--- begin Available records ---

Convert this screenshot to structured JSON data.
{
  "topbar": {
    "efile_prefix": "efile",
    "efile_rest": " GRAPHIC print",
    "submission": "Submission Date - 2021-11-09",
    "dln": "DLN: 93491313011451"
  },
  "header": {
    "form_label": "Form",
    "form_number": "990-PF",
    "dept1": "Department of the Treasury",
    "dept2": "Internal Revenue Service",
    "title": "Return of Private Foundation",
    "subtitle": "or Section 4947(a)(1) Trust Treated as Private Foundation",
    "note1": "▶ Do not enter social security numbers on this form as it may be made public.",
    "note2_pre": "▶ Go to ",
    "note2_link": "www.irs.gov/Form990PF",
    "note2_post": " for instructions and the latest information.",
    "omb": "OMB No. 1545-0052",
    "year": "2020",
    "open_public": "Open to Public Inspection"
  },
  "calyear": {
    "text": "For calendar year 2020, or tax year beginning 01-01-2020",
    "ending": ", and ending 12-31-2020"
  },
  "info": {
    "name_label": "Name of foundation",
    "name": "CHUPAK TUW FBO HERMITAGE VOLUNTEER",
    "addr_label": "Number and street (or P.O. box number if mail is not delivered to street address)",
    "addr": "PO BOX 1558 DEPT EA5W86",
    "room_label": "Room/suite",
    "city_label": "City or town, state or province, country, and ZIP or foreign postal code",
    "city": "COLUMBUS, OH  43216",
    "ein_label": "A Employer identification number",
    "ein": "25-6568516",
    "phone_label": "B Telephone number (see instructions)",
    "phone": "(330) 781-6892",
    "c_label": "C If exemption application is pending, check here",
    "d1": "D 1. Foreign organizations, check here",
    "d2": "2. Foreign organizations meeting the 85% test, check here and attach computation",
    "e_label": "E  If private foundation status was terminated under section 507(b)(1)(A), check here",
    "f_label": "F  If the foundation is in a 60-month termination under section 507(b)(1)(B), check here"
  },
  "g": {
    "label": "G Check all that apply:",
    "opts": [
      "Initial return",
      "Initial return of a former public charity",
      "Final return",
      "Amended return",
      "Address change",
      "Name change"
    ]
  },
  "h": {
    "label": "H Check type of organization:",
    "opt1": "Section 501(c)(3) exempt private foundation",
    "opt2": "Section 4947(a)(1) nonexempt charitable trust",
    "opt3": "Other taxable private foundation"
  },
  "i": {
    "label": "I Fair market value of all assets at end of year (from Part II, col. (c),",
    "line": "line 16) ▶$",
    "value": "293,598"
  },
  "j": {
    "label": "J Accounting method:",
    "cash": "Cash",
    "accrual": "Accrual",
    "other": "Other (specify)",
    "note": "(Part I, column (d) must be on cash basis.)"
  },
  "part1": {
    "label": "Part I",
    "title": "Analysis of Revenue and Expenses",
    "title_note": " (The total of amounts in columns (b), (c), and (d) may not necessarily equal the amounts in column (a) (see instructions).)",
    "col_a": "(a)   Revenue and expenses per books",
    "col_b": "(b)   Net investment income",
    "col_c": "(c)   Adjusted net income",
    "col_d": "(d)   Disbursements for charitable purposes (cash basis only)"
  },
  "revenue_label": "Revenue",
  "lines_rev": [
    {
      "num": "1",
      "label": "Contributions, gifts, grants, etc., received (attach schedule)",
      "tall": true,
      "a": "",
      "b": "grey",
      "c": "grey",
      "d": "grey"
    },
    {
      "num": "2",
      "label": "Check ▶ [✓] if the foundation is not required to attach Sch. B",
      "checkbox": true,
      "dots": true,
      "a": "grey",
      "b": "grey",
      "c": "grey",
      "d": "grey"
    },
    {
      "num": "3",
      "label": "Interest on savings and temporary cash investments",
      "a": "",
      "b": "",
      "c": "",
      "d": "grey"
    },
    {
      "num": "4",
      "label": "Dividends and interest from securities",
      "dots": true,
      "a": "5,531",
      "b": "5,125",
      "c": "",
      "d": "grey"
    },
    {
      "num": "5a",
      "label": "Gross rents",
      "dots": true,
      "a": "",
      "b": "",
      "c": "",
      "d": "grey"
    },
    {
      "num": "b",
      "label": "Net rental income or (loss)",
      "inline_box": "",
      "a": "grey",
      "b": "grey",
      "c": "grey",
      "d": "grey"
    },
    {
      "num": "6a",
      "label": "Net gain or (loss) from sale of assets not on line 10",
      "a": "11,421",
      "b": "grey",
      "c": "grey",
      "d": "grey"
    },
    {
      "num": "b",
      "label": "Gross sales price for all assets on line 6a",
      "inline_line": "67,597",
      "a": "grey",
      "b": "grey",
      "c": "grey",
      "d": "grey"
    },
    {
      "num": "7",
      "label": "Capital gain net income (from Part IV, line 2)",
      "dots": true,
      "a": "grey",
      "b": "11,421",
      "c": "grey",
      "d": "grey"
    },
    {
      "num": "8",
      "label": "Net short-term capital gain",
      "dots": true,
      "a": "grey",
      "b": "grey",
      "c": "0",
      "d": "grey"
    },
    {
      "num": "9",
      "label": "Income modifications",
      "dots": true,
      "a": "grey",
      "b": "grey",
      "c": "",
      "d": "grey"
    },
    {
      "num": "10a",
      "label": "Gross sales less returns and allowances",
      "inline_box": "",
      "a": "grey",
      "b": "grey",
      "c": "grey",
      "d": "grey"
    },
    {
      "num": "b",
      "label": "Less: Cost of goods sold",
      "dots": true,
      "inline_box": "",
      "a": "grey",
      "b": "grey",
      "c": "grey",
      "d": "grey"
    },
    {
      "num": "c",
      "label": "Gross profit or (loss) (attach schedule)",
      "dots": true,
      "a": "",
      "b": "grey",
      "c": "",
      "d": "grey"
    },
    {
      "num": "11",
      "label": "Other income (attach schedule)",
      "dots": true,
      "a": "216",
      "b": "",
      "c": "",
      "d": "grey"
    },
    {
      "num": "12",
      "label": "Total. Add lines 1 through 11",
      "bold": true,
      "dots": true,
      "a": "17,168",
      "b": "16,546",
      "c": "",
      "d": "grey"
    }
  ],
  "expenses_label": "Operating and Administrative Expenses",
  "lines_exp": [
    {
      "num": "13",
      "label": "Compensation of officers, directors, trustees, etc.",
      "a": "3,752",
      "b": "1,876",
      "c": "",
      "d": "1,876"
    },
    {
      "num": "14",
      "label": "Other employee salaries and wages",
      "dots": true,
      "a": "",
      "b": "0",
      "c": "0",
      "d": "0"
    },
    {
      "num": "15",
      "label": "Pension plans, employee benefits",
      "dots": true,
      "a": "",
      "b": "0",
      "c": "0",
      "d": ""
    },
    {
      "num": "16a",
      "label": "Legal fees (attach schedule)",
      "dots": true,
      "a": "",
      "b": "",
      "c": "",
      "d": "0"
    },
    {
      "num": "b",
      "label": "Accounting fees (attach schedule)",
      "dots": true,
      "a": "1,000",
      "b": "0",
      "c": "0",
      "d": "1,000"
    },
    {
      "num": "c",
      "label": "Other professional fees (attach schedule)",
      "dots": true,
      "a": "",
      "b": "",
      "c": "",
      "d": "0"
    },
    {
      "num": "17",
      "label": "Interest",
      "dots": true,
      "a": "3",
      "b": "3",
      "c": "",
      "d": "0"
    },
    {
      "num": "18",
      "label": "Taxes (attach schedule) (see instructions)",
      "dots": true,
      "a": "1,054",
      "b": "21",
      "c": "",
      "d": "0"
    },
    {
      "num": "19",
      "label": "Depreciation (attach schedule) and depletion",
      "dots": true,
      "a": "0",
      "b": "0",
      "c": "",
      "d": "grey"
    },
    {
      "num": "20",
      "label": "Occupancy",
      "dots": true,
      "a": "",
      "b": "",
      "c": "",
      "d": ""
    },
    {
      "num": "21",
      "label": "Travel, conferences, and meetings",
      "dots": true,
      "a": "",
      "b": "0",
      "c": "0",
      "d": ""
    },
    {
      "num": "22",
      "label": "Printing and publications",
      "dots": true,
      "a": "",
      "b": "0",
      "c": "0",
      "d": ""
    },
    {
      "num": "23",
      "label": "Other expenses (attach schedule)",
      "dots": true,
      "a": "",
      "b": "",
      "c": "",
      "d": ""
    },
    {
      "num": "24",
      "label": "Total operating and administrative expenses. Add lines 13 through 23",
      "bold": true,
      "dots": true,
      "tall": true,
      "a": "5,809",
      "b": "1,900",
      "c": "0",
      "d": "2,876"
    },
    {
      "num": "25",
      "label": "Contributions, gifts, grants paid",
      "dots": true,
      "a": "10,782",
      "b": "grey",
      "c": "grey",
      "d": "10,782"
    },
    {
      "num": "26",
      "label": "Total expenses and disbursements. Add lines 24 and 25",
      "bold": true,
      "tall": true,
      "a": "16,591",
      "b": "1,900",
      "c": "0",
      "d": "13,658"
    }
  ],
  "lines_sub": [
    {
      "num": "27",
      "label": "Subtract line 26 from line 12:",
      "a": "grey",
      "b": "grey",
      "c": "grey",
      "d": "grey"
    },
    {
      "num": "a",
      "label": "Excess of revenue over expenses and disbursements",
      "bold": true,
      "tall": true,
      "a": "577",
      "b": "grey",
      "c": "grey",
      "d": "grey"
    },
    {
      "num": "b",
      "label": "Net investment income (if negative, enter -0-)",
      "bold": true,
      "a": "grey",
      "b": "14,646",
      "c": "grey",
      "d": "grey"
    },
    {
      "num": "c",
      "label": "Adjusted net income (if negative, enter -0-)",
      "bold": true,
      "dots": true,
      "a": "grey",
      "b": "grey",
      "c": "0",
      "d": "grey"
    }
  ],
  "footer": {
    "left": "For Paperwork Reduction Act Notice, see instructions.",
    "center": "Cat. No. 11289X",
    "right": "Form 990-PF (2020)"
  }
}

--- end Available records ---

Requirement ▸ Some lines of the data above may hold the word "Initial"; report how many do, and nothing else.

Reply ▸ 2